● WRITTEN PROBLEM
All material below is to be reproduced exactly.

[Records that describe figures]
***

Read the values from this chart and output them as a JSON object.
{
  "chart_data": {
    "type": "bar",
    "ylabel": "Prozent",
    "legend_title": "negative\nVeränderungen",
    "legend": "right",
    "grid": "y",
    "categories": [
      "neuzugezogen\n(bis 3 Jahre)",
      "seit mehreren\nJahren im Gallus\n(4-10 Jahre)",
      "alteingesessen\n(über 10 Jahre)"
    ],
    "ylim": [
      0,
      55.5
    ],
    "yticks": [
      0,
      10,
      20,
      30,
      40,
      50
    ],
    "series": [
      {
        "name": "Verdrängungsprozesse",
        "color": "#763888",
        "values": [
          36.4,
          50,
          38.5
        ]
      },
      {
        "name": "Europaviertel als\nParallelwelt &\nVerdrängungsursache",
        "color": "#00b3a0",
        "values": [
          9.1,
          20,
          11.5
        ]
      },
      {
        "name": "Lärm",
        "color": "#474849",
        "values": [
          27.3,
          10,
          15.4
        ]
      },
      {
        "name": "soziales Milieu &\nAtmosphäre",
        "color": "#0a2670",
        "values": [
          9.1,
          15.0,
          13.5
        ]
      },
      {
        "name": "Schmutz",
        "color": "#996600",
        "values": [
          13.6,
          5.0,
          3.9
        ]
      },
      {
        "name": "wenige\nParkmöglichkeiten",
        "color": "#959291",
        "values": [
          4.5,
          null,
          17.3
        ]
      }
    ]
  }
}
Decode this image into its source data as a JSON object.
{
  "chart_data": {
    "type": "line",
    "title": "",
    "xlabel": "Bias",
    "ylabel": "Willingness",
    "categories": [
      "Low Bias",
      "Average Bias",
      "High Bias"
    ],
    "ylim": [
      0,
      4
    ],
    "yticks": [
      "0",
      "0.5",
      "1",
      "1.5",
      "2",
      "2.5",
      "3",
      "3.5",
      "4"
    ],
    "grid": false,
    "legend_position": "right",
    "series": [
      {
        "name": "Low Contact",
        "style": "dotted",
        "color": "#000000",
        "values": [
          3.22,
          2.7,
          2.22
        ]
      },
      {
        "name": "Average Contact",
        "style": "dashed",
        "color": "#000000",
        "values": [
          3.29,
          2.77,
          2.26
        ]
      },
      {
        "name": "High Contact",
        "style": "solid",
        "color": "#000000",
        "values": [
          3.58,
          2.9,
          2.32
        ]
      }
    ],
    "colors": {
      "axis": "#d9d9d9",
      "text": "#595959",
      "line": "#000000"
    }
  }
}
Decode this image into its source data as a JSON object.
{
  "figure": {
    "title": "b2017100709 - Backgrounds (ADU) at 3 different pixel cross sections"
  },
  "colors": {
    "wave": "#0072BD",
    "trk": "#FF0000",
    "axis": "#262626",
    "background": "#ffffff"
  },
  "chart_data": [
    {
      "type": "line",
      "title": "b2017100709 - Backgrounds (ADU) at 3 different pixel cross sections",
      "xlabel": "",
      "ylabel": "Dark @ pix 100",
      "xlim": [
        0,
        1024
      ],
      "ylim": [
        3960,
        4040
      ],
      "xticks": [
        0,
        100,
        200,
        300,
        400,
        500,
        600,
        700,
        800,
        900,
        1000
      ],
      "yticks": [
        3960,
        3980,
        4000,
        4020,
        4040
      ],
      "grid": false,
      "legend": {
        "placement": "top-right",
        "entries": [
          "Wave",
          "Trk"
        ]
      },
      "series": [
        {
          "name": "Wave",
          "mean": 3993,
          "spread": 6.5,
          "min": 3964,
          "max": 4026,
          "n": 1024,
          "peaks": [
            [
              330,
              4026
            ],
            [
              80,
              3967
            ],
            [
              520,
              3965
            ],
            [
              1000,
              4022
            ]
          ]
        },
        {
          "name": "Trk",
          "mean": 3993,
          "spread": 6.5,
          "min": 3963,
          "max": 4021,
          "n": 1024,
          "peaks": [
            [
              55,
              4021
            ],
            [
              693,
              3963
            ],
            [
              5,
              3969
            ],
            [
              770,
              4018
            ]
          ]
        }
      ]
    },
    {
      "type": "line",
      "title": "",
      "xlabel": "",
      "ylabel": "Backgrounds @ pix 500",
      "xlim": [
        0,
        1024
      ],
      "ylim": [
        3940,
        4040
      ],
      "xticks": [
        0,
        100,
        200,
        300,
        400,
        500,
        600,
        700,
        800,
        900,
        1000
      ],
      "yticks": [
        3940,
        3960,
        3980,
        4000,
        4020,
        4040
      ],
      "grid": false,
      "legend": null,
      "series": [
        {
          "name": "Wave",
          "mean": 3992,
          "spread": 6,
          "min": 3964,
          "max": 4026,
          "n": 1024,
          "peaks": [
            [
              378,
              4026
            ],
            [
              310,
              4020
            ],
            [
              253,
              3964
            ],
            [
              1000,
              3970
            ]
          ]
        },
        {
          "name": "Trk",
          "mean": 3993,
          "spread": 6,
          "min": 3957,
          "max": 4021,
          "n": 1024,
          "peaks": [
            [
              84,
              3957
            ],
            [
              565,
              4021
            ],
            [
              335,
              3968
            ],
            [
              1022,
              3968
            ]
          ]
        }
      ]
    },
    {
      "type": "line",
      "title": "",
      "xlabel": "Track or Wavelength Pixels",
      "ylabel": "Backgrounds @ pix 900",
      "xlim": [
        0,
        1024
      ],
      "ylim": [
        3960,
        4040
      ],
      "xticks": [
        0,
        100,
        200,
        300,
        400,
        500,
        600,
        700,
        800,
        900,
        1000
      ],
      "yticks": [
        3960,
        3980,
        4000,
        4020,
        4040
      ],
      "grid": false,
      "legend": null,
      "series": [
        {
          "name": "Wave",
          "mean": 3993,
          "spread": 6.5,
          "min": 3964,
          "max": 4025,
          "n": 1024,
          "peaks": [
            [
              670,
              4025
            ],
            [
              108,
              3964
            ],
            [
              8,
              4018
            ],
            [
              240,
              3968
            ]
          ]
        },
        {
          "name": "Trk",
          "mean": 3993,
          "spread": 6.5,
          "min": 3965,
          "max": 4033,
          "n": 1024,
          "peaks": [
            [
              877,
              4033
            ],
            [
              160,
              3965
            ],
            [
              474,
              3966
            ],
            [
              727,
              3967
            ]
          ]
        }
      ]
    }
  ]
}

***

● FULL SOLUTION
Read the values from this chart and output them as a JSON object.
{
  "chart_data": {
    "type": "bar",
    "ylabel": "Prozent",
    "legend_title": "negative\nVeränderungen",
    "legend": "right",
    "grid": "y",
    "categories": [
      "neuzugezogen\n(bis 3 Jahre)",
      "seit mehreren\nJahren im Gallus\n(4-10 Jahre)",
      "alteingesessen\n(über 10 Jahre)"
    ],
    "ylim": [
      0,
      55.5
    ],
    "yticks": [
      0,
      10,
      20,
      30,
      40,
      50
    ],
    "series": [
      {
        "name": "Verdrängungsprozesse",
        "color": "#763888",
        "values": [
          36.4,
          50,
          38.5
        ]
      },
      {
        "name": "Europaviertel als\nParallelwelt &\nVerdrängungsursache",
        "color": "#00b3a0",
        "values": [
          9.1,
          20,
          11.5
        ]
      },
      {
        "name": "Lärm",
        "color": "#474849",
        "values": [
          27.3,
          10,
          15.4
        ]
      },
      {
        "name": "soziales Milieu &\nAtmosphäre",
        "color": "#0a2670",
        "values": [
          9.1,
          15.0,
          13.5
        ]
      },
      {
        "name": "Schmutz",
        "color": "#996600",
        "values": [
          13.6,
          5.0,
          3.9
        ]
      },
      {
        "name": "wenige\nParkmöglichkeiten",
        "color": "#959291",
        "values": [
          4.5,
          null,
          17.3
        ]
      }
    ]
  }
}
Decode this image into its source data as a JSON object.
{
  "chart_data": {
    "type": "line",
    "title": "",
    "xlabel": "Bias",
    "ylabel": "Willingness",
    "categories": [
      "Low Bias",
      "Average Bias",
      "High Bias"
    ],
    "ylim": [
      0,
      4
    ],
    "yticks": [
      "0",
      "0.5",
      "1",
      "1.5",
      "2",
      "2.5",
      "3",
      "3.5",
      "4"
    ],
    "grid": false,
    "legend_position": "right",
    "series": [
      {
        "name": "Low Contact",
        "style": "dotted",
        "color": "#000000",
        "values": [
          3.22,
          2.7,
          2.22
        ]
      },
      {
        "name": "Average Contact",
        "style": "dashed",
        "color": "#000000",
        "values": [
          3.29,
          2.77,
          2.26
        ]
      },
      {
        "name": "High Contact",
        "style": "solid",
        "color": "#000000",
        "values": [
          3.58,
          2.9,
          2.32
        ]
      }
    ],
    "colors": {
      "axis": "#d9d9d9",
      "text": "#595959",
      "line": "#000000"
    }
  }
}
Decode this image into its source data as a JSON object.
{
  "figure": {
    "title": "b2017100709 - Backgrounds (ADU) at 3 different pixel cross sections"
  },
  "colors": {
    "wave": "#0072BD",
    "trk": "#FF0000",
    "axis": "#262626",
    "background": "#ffffff"
  },
  "chart_data": [
    {
      "type": "line",
      "title": "b2017100709 - Backgrounds (ADU) at 3 different pixel cross sections",
      "xlabel": "",
      "ylabel": "Dark @ pix 100",
      "xlim": [
        0,
        1024
      ],
      "ylim": [
        3960,
        4040
      ],
      "xticks": [
        0,
        100,
        200,
        300,
        400,
        500,
        600,
        700,
        800,
        900,
        1000
      ],
      "yticks": [
        3960,
        3980,
        4000,
        4020,
        4040
      ],
      "grid": false,
      "legend": {
        "placement": "top-right",
        "entries": [
          "Wave",
          "Trk"
        ]
      },
      "series": [
        {
          "name": "Wave",
          "mean": 3993,
          "spread": 6.5,
          "min": 3964,
          "max": 4026,
          "n": 1024,
          "peaks": [
            [
              330,
              4026
            ],
            [
              80,
              3967
            ],
            [
              520,
              3965
            ],
            [
              1000,
              4022
            ]
          ]
        },
        {
          "name": "Trk",
          "mean": 3993,
          "spread": 6.5,
          "min": 3963,
          "max": 4021,
          "n": 1024,
          "peaks": [
            [
              55,
              4021
            ],
            [
              693,
              3963
            ],
            [
              5,
              3969
            ],
            [
              770,
              4018
            ]
          ]
        }
      ]
    },
    {
      "type": "line",
      "title": "",
      "xlabel": "",
      "ylabel": "Backgrounds @ pix 500",
      "xlim": [
        0,
        1024
      ],
      "ylim": [
        3940,
        4040
      ],
      "xticks": [
        0,
        100,
        200,
        300,
        400,
        500,
        600,
        700,
        800,
        900,
        1000
      ],
      "yticks": [
        3940,
        3960,
        3980,
        4000,
        4020,
        4040
      ],
      "grid": false,
      "legend": null,
      "series": [
        {
          "name": "Wave",
          "mean": 3992,
          "spread": 6,
          "min": 3964,
          "max": 4026,
          "n": 1024,
          "peaks": [
            [
              378,
              4026
            ],
            [
              310,
              4020
            ],
            [
              253,
              3964
            ],
            [
              1000,
              3970
            ]
          ]
        },
        {
          "name": "Trk",
          "mean": 3993,
          "spread": 6,
          "min": 3957,
          "max": 4021,
          "n": 1024,
          "peaks": [
            [
              84,
              3957
            ],
            [
              565,
              4021
            ],
            [
              335,
              3968
            ],
            [
              1022,
              3968
            ]
          ]
        }
      ]
    },
    {
      "type": "line",
      "title": "",
      "xlabel": "Track or Wavelength Pixels",
      "ylabel": "Backgrounds @ pix 900",
      "xlim": [
        0,
        1024
      ],
      "ylim": [
        3960,
        4040
      ],
      "xticks": [
        0,
        100,
        200,
        300,
        400,
        500,
        600,
        700,
        800,
        900,
        1000
      ],
      "yticks": [
        3960,
        3980,
        4000,
        4020,
        4040
      ],
      "grid": false,
      "legend": null,
      "series": [
        {
          "name": "Wave",
          "mean": 3993,
          "spread": 6.5,
          "min": 3964,
          "max": 4025,
          "n": 1024,
          "peaks": [
            [
              670,
              4025
            ],
            [
              108,
              3964
            ],
            [
              8,
              4018
            ],
            [
              240,
              3968
            ]
          ]
        },
        {
          "name": "Trk",
          "mean": 3993,
          "spread": 6.5,
          "min": 3965,
          "max": 4033,
          "n": 1024,
          "peaks": [
            [
              877,
              4033
            ],
            [
              160,
              3965
            ],
            [
              474,
              3966
            ],
            [
              727,
              3967
            ]
          ]
        }
      ]
    }
  ]
}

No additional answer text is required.